■ Excerpted passage ■

********

Modulation of the inflammatory response of immune cells in human peripheral blood by oxidized arachidonoyl aminophospholipids.

Aminophospholipids (APL), phosphatidylethanolamine (PE) and phosphatidylserine (PS), can be oxidized upon oxidative stress. Oxidized PE and PS have been detected in clinical samples of different pathologies and may act as modulators of the inflammatory response. However, few studies have focused on the effects of oxidized APL (ox-APL) esterified with arachidonic acid, even though a considerable number of studies have assessed the modulation of the immune system by oxidized 1-palmitoyl-2-arachidonoyl-sn-3-glycerophosphocholine (OxPAPC). In the present study, we have used flow cytometry to evaluate the ability of oxidized PAPE (OxPAPE) and PAPS (OxPAPS) to promote or suppress an inflammatory phenotype on monocytes subsets and myeloid dendritic cells (mDCs). The results indicate that OxPAPE increases the frequency of all monocyte subpopulations expressing TNF-α, which promotes an inflammatory response. However, immune cell stimulation with OxPAPE in the presence of LPS results in a decrease of TNF-α expressed by classical monocytes. Incubation with OxPAPS and LPS induces a decrease in TNF-α produced by monocytes, and a significant decrease in IL-1β expressed by monocytes and mDCs, indicating that OxPAPS reduces the LPS-induced pro-inflammatory expression in these populations. These results show the importance of OxPAPE and OxPAPS as modulators of the inflammatory response and demonstrate their possible contribution to the onset and resolution of human diseases related to oxidative stress and inflammation.

********

■ Work instructions ■
List every abbreviation that the abstract on oxidized aminophospholipids defines in parentheses, each paired with the term it stands for.

********

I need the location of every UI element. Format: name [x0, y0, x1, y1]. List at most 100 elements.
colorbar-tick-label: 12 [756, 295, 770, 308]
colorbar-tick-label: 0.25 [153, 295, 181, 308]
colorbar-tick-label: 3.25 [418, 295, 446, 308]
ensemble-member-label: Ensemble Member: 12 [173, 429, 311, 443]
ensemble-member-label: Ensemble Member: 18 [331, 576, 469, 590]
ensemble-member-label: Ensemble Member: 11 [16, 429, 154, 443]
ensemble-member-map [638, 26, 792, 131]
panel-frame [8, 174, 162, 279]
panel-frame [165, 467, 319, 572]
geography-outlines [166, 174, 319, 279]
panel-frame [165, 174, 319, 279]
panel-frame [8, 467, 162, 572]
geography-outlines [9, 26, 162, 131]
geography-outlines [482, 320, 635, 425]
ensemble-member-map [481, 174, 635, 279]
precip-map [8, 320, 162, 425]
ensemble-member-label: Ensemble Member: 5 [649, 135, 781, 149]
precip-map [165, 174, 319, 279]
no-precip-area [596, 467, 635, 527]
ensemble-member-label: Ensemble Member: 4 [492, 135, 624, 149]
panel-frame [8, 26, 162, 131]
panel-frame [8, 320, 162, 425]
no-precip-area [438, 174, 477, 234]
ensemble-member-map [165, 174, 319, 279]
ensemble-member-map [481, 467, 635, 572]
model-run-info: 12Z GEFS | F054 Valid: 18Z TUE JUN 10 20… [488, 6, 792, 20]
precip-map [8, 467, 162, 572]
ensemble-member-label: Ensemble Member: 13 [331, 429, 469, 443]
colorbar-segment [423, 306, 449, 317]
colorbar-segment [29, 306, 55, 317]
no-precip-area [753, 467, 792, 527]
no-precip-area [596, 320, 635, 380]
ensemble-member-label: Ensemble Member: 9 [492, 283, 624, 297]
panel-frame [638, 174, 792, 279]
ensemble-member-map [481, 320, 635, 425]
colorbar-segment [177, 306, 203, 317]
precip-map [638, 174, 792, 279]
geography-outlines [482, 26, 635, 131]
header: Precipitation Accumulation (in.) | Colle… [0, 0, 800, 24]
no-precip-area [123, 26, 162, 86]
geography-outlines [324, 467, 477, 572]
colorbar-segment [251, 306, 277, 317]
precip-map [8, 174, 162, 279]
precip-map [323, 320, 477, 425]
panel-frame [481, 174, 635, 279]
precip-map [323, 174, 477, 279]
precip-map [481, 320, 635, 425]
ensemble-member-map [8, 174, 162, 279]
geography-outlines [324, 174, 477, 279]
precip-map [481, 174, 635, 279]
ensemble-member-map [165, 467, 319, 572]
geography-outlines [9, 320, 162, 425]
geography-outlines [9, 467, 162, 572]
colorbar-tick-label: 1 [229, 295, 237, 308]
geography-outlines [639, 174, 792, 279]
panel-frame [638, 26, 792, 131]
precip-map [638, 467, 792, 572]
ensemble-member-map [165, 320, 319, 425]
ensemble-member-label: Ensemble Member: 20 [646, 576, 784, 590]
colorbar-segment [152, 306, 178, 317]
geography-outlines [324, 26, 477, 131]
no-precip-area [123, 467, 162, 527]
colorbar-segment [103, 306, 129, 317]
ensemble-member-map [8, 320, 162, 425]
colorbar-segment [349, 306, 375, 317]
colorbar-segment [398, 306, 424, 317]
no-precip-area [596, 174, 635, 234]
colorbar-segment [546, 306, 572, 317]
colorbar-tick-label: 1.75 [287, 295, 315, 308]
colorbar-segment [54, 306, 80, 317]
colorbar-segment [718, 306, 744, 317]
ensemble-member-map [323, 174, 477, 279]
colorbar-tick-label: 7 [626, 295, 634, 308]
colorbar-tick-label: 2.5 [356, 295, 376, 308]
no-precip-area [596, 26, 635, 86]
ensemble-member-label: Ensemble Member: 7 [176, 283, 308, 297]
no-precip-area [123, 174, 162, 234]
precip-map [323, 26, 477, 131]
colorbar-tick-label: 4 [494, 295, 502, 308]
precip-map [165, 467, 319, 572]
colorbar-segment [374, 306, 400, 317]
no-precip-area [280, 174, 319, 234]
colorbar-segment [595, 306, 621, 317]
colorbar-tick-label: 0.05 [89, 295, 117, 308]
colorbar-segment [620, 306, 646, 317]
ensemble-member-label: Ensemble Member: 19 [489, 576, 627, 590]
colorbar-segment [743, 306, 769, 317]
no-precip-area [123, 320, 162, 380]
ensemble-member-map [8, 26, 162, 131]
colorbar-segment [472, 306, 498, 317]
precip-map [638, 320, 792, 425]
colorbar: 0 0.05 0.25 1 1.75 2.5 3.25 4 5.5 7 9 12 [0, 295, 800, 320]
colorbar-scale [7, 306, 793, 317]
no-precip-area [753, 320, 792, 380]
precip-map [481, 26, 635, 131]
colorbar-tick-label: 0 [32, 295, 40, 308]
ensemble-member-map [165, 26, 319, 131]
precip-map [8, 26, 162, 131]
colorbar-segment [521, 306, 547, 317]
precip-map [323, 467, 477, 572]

********

■ Answer space ■
- APL: aminophospholipids
- PE: phosphatidylethanolamine
- PS: phosphatidylserine
- ox-APL: oxidized APL
- OxPAPC: oxidized 1-palmitoyl-2-arachidonoyl-sn-3-glycerophosphocholine
- OxPAPE: oxidized PAPE
- OxPAPS: oxidized PAPS
- mDCs: myeloid dendritic cells